TASK PROMPT:
Set down the material once more, exactly as it appears.

GIVEN RECORDS:
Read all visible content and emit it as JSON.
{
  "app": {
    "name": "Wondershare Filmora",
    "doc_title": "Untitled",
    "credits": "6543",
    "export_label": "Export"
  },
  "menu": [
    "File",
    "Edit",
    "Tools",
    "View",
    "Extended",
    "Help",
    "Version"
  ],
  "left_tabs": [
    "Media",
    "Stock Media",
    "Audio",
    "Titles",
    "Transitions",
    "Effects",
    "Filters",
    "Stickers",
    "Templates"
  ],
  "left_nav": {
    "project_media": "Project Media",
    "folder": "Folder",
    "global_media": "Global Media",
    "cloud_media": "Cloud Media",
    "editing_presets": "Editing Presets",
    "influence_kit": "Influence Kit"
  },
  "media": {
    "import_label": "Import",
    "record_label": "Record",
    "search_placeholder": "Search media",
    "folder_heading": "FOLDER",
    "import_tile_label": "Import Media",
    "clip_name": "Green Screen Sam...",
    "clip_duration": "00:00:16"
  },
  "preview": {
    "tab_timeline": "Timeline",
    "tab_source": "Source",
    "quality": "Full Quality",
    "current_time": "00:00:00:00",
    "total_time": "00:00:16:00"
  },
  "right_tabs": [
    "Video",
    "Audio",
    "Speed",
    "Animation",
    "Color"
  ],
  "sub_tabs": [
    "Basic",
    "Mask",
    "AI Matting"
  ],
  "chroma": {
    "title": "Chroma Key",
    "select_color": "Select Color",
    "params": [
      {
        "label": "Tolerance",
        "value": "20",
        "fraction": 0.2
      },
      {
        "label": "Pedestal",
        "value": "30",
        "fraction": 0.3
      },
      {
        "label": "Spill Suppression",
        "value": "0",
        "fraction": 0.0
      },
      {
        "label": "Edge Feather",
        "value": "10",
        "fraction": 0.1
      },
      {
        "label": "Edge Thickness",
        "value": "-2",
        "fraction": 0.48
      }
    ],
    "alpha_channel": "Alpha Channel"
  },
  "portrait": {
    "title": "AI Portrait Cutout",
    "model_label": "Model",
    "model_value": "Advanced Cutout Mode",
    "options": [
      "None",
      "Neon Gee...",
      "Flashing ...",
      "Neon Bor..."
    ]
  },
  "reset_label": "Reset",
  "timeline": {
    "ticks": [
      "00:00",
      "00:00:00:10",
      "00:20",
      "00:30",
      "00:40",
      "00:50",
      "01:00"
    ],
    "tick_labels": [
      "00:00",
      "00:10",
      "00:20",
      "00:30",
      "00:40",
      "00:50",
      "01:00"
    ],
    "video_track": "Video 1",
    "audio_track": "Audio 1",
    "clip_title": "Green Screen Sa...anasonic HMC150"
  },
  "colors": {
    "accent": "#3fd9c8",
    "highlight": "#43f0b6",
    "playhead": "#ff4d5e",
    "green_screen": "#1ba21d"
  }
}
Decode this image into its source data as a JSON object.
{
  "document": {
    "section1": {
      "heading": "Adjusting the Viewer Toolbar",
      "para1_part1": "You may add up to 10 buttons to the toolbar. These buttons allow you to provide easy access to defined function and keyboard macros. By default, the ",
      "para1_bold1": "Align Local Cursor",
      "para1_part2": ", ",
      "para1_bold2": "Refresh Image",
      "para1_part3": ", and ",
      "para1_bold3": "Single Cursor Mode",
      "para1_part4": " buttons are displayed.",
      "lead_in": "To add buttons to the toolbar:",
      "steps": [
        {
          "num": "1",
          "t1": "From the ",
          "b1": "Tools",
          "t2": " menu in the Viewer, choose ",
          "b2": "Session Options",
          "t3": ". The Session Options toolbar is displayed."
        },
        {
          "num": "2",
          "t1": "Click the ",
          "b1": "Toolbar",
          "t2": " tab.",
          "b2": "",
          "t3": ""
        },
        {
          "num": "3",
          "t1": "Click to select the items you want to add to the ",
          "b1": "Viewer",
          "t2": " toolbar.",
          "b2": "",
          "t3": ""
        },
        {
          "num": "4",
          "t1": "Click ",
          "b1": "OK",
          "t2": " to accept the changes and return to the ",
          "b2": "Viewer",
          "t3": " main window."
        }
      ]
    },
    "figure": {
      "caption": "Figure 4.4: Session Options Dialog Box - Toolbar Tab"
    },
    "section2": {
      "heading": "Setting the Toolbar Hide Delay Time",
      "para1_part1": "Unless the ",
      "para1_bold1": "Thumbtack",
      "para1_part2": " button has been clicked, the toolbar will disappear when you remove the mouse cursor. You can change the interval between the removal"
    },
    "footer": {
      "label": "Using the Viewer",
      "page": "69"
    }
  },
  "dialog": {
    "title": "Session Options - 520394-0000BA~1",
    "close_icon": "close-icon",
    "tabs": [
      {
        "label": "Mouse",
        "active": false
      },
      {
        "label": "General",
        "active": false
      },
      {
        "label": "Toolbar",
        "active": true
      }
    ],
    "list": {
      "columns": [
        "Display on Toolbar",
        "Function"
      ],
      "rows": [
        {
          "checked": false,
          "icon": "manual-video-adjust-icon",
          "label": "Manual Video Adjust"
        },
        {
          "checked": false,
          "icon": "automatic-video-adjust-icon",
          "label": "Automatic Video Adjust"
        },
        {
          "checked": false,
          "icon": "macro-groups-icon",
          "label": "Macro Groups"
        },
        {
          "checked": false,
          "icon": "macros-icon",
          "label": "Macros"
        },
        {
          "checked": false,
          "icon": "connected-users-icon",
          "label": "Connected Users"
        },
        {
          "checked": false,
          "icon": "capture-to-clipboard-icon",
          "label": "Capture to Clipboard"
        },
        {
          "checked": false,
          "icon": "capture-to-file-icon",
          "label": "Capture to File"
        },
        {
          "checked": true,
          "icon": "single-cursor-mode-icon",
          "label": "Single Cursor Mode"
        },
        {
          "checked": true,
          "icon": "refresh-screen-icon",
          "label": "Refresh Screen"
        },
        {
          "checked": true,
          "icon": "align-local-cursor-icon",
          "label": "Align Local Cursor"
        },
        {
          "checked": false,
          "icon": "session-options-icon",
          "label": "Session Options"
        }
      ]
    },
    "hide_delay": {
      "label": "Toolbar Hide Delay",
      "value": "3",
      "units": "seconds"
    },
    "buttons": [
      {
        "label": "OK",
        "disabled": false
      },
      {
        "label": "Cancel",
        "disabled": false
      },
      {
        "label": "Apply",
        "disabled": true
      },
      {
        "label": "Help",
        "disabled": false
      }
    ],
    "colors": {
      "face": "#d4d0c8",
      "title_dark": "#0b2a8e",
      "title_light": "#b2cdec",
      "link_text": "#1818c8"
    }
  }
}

COMPLETED EXERCISE:
Read all visible content and emit it as JSON.
{
  "app": {
    "name": "Wondershare Filmora",
    "doc_title": "Untitled",
    "credits": "6543",
    "export_label": "Export"
  },
  "menu": [
    "File",
    "Edit",
    "Tools",
    "View",
    "Extended",
    "Help",
    "Version"
  ],
  "left_tabs": [
    "Media",
    "Stock Media",
    "Audio",
    "Titles",
    "Transitions",
    "Effects",
    "Filters",
    "Stickers",
    "Templates"
  ],
  "left_nav": {
    "project_media": "Project Media",
    "folder": "Folder",
    "global_media": "Global Media",
    "cloud_media": "Cloud Media",
    "editing_presets": "Editing Presets",
    "influence_kit": "Influence Kit"
  },
  "media": {
    "import_label": "Import",
    "record_label": "Record",
    "search_placeholder": "Search media",
    "folder_heading": "FOLDER",
    "import_tile_label": "Import Media",
    "clip_name": "Green Screen Sam...",
    "clip_duration": "00:00:16"
  },
  "preview": {
    "tab_timeline": "Timeline",
    "tab_source": "Source",
    "quality": "Full Quality",
    "current_time": "00:00:00:00",
    "total_time": "00:00:16:00"
  },
  "right_tabs": [
    "Video",
    "Audio",
    "Speed",
    "Animation",
    "Color"
  ],
  "sub_tabs": [
    "Basic",
    "Mask",
    "AI Matting"
  ],
  "chroma": {
    "title": "Chroma Key",
    "select_color": "Select Color",
    "params": [
      {
        "label": "Tolerance",
        "value": "20",
        "fraction": 0.2
      },
      {
        "label": "Pedestal",
        "value": "30",
        "fraction": 0.3
      },
      {
        "label": "Spill Suppression",
        "value": "0",
        "fraction": 0.0
      },
      {
        "label": "Edge Feather",
        "value": "10",
        "fraction": 0.1
      },
      {
        "label": "Edge Thickness",
        "value": "-2",
        "fraction": 0.48
      }
    ],
    "alpha_channel": "Alpha Channel"
  },
  "portrait": {
    "title": "AI Portrait Cutout",
    "model_label": "Model",
    "model_value": "Advanced Cutout Mode",
    "options": [
      "None",
      "Neon Gee...",
      "Flashing ...",
      "Neon Bor..."
    ]
  },
  "reset_label": "Reset",
  "timeline": {
    "ticks": [
      "00:00",
      "00:00:00:10",
      "00:20",
      "00:30",
      "00:40",
      "00:50",
      "01:00"
    ],
    "tick_labels": [
      "00:00",
      "00:10",
      "00:20",
      "00:30",
      "00:40",
      "00:50",
      "01:00"
    ],
    "video_track": "Video 1",
    "audio_track": "Audio 1",
    "clip_title": "Green Screen Sa...anasonic HMC150"
  },
  "colors": {
    "accent": "#3fd9c8",
    "highlight": "#43f0b6",
    "playhead": "#ff4d5e",
    "green_screen": "#1ba21d"
  }
}
Decode this image into its source data as a JSON object.
{
  "document": {
    "section1": {
      "heading": "Adjusting the Viewer Toolbar",
      "para1_part1": "You may add up to 10 buttons to the toolbar. These buttons allow you to provide easy access to defined function and keyboard macros. By default, the ",
      "para1_bold1": "Align Local Cursor",
      "para1_part2": ", ",
      "para1_bold2": "Refresh Image",
      "para1_part3": ", and ",
      "para1_bold3": "Single Cursor Mode",
      "para1_part4": " buttons are displayed.",
      "lead_in": "To add buttons to the toolbar:",
      "steps": [
        {
          "num": "1",
          "t1": "From the ",
          "b1": "Tools",
          "t2": " menu in the Viewer, choose ",
          "b2": "Session Options",
          "t3": ". The Session Options toolbar is displayed."
        },
        {
          "num": "2",
          "t1": "Click the ",
          "b1": "Toolbar",
          "t2": " tab.",
          "b2": "",
          "t3": ""
        },
        {
          "num": "3",
          "t1": "Click to select the items you want to add to the ",
          "b1": "Viewer",
          "t2": " toolbar.",
          "b2": "",
          "t3": ""
        },
        {
          "num": "4",
          "t1": "Click ",
          "b1": "OK",
          "t2": " to accept the changes and return to the ",
          "b2": "Viewer",
          "t3": " main window."
        }
      ]
    },
    "figure": {
      "caption": "Figure 4.4: Session Options Dialog Box - Toolbar Tab"
    },
    "section2": {
      "heading": "Setting the Toolbar Hide Delay Time",
      "para1_part1": "Unless the ",
      "para1_bold1": "Thumbtack",
      "para1_part2": " button has been clicked, the toolbar will disappear when you remove the mouse cursor. You can change the interval between the removal"
    },
    "footer": {
      "label": "Using the Viewer",
      "page": "69"
    }
  },
  "dialog": {
    "title": "Session Options - 520394-0000BA~1",
    "close_icon": "close-icon",
    "tabs": [
      {
        "label": "Mouse",
        "active": false
      },
      {
        "label": "General",
        "active": false
      },
      {
        "label": "Toolbar",
        "active": true
      }
    ],
    "list": {
      "columns": [
        "Display on Toolbar",
        "Function"
      ],
      "rows": [
        {
          "checked": false,
          "icon": "manual-video-adjust-icon",
          "label": "Manual Video Adjust"
        },
        {
          "checked": false,
          "icon": "automatic-video-adjust-icon",
          "label": "Automatic Video Adjust"
        },
        {
          "checked": false,
          "icon": "macro-groups-icon",
          "label": "Macro Groups"
        },
        {
          "checked": false,
          "icon": "macros-icon",
          "label": "Macros"
        },
        {
          "checked": false,
          "icon": "connected-users-icon",
          "label": "Connected Users"
        },
        {
          "checked": false,
          "icon": "capture-to-clipboard-icon",
          "label": "Capture to Clipboard"
        },
        {
          "checked": false,
          "icon": "capture-to-file-icon",
          "label": "Capture to File"
        },
        {
          "checked": true,
          "icon": "single-cursor-mode-icon",
          "label": "Single Cursor Mode"
        },
        {
          "checked": true,
          "icon": "refresh-screen-icon",
          "label": "Refresh Screen"
        },
        {
          "checked": true,
          "icon": "align-local-cursor-icon",
          "label": "Align Local Cursor"
        },
        {
          "checked": false,
          "icon": "session-options-icon",
          "label": "Session Options"
        }
      ]
    },
    "hide_delay": {
      "label": "Toolbar Hide Delay",
      "value": "3",
      "units": "seconds"
    },
    "buttons": [
      {
        "label": "OK",
        "disabled": false
      },
      {
        "label": "Cancel",
        "disabled": false
      },
      {
        "label": "Apply",
        "disabled": true
      },
      {
        "label": "Help",
        "disabled": false
      }
    ],
    "colors": {
      "face": "#d4d0c8",
      "title_dark": "#0b2a8e",
      "title_light": "#b2cdec",
      "link_text": "#1818c8"
    }
  }
}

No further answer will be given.